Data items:
- - - -

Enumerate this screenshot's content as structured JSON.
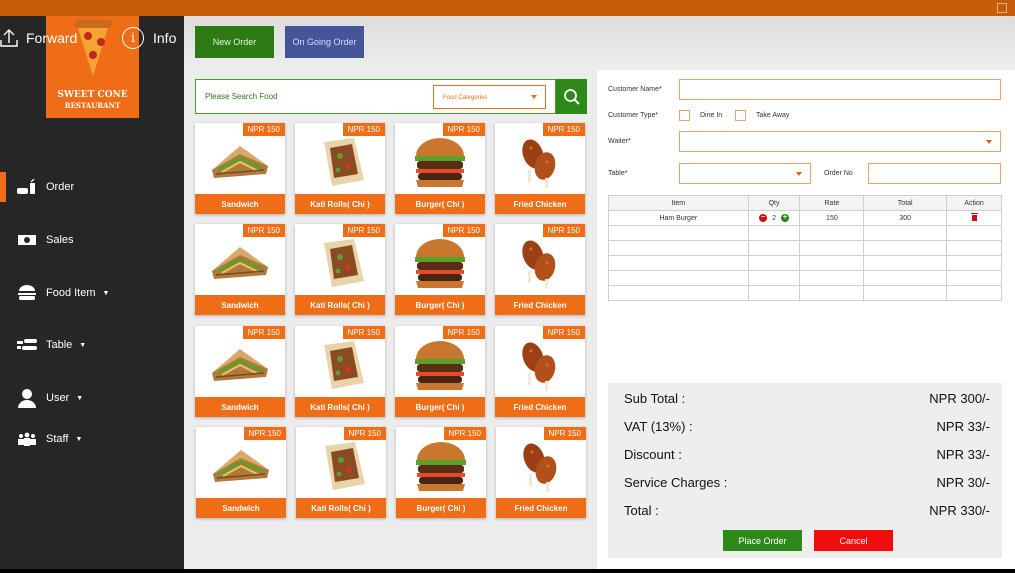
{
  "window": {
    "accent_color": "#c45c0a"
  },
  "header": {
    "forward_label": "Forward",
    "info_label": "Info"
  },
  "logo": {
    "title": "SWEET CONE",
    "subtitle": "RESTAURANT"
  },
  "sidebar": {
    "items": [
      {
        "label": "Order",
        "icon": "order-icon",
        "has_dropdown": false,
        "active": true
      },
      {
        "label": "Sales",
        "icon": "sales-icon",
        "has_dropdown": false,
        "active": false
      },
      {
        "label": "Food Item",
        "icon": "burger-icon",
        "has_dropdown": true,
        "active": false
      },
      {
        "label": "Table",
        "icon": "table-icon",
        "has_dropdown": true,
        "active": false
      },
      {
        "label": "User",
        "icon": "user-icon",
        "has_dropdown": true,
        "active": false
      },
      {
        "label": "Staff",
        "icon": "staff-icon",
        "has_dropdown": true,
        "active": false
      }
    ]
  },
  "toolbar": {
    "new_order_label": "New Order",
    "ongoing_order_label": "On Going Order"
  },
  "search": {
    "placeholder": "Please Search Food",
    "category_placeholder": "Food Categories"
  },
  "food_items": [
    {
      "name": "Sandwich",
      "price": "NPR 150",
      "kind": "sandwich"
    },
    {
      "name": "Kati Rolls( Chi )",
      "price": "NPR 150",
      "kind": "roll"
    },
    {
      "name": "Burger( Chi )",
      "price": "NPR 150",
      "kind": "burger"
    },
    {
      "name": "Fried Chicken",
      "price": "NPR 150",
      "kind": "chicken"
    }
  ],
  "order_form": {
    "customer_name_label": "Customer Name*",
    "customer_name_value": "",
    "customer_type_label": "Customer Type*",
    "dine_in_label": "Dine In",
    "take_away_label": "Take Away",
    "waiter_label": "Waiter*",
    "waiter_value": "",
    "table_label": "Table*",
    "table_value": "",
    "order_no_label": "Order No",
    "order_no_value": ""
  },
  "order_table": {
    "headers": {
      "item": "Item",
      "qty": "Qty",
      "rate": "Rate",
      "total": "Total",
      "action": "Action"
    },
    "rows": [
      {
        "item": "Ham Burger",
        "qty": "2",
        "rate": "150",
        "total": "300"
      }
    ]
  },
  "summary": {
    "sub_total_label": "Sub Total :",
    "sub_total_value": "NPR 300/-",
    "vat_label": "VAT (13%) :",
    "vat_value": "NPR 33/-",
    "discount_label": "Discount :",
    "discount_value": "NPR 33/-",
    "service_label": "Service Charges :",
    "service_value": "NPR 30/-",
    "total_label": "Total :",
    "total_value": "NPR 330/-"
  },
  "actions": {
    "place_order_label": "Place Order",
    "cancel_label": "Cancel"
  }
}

- - - -

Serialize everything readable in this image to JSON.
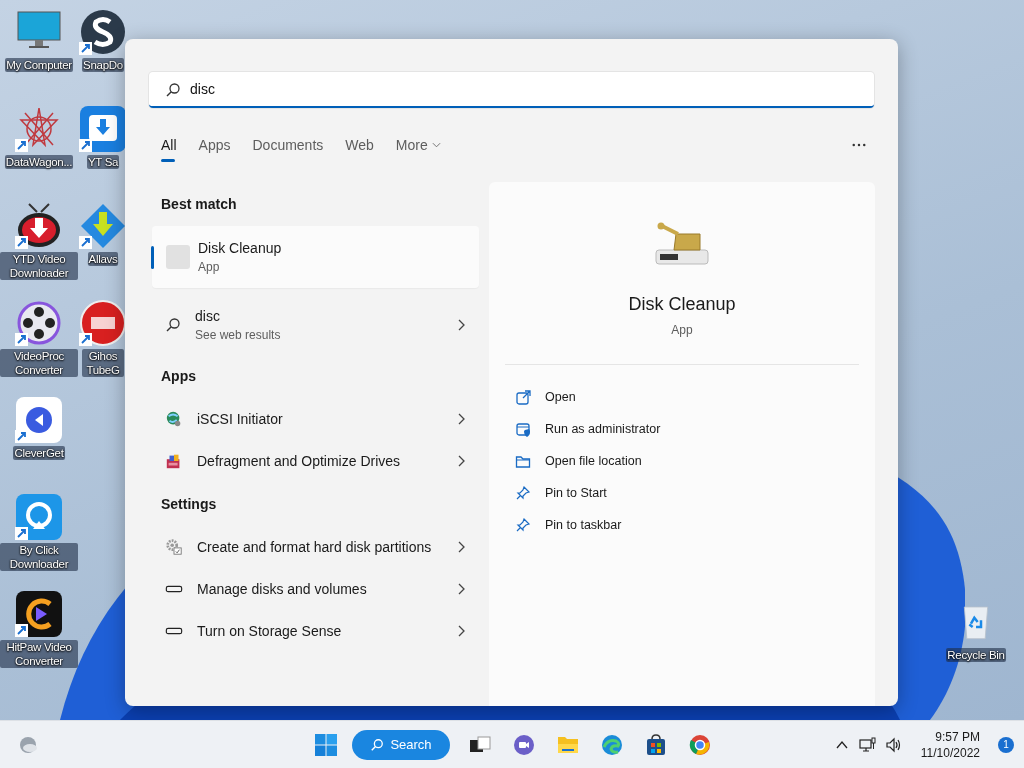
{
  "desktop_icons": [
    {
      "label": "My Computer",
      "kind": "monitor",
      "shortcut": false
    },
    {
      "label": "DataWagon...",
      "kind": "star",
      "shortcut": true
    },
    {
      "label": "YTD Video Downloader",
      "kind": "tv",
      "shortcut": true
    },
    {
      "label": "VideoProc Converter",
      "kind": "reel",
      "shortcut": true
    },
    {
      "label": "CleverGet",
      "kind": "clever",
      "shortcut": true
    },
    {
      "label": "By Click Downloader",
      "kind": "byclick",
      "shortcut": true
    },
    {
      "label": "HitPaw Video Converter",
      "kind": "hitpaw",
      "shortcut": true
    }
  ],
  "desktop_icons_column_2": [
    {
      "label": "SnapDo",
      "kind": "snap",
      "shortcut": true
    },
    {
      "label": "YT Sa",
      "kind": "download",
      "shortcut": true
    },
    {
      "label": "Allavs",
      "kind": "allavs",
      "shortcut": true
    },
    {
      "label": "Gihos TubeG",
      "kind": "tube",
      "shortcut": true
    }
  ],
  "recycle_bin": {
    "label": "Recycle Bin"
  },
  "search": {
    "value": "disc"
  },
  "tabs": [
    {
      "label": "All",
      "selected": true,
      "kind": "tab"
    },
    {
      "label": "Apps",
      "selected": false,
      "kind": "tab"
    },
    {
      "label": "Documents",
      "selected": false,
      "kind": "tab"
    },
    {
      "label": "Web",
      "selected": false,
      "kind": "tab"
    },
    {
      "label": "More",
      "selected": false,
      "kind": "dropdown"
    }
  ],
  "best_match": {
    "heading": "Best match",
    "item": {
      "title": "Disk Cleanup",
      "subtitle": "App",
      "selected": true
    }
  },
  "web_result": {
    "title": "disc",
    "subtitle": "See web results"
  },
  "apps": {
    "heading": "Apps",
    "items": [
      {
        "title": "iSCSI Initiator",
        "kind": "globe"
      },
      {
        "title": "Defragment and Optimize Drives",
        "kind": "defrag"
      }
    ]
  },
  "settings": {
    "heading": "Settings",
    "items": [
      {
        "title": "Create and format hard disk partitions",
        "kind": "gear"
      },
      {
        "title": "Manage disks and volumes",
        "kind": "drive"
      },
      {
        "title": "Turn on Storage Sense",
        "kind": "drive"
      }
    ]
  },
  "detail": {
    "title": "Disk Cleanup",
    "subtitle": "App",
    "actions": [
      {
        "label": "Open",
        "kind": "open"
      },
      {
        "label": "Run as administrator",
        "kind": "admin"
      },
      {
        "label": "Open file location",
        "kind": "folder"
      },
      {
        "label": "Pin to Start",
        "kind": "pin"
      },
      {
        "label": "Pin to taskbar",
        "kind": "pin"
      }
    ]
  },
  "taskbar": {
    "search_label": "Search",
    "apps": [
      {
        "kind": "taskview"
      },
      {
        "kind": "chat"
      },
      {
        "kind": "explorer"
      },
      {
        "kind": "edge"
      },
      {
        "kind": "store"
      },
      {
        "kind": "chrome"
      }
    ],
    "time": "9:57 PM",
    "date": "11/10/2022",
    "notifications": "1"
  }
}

- - - -

▶ **GIVEN INSTRUCTION**
Identify all lines in the records above with the word "Converter".

▶ **RESPONSE**
      "label": "VideoProc Converter",
      "label": "HitPaw Video Converter",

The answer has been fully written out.